> _Instructions for the task_
In the copy, include every entry exactly but none of the images.

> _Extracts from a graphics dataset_
═══

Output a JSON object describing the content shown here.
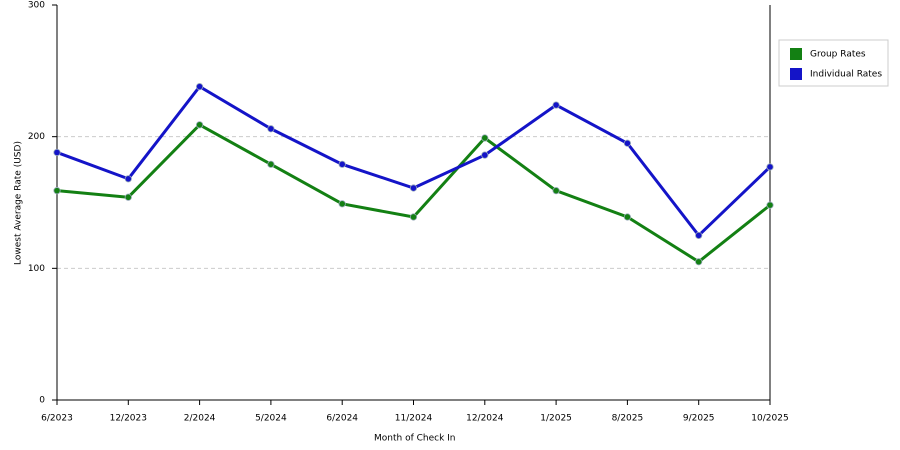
{
  "chart_data": {
    "type": "line",
    "x_label": "Month of Check In",
    "y_label": "Lowest Average Rate (USD)",
    "categories": [
      "6/2023",
      "12/2023",
      "2/2024",
      "5/2024",
      "6/2024",
      "11/2024",
      "12/2024",
      "1/2025",
      "8/2025",
      "9/2025",
      "10/2025"
    ],
    "series": [
      {
        "name": "Group Rates",
        "color": "#138013",
        "values": [
          159,
          154,
          209,
          179,
          149,
          139,
          199,
          159,
          139,
          105,
          148
        ]
      },
      {
        "name": "Individual Rates",
        "color": "#1414c8",
        "values": [
          188,
          168,
          238,
          206,
          179,
          161,
          186,
          224,
          195,
          125,
          177
        ]
      }
    ],
    "ylim": [
      0,
      300
    ],
    "yticks": [
      0,
      100,
      200,
      300
    ],
    "grid": true,
    "legend": "right"
  }
}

═══

> _Output below_
Output a JSON object describing the content shown here.
{
  "chart_data": {
    "type": "line",
    "x_label": "Month of Check In",
    "y_label": "Lowest Average Rate (USD)",
    "categories": [
      "6/2023",
      "12/2023",
      "2/2024",
      "5/2024",
      "6/2024",
      "11/2024",
      "12/2024",
      "1/2025",
      "8/2025",
      "9/2025",
      "10/2025"
    ],
    "series": [
      {
        "name": "Group Rates",
        "color": "#138013",
        "values": [
          159,
          154,
          209,
          179,
          149,
          139,
          199,
          159,
          139,
          105,
          148
        ]
      },
      {
        "name": "Individual Rates",
        "color": "#1414c8",
        "values": [
          188,
          168,
          238,
          206,
          179,
          161,
          186,
          224,
          195,
          125,
          177
        ]
      }
    ],
    "ylim": [
      0,
      300
    ],
    "yticks": [
      0,
      100,
      200,
      300
    ],
    "grid": true,
    "legend": "right"
  }
}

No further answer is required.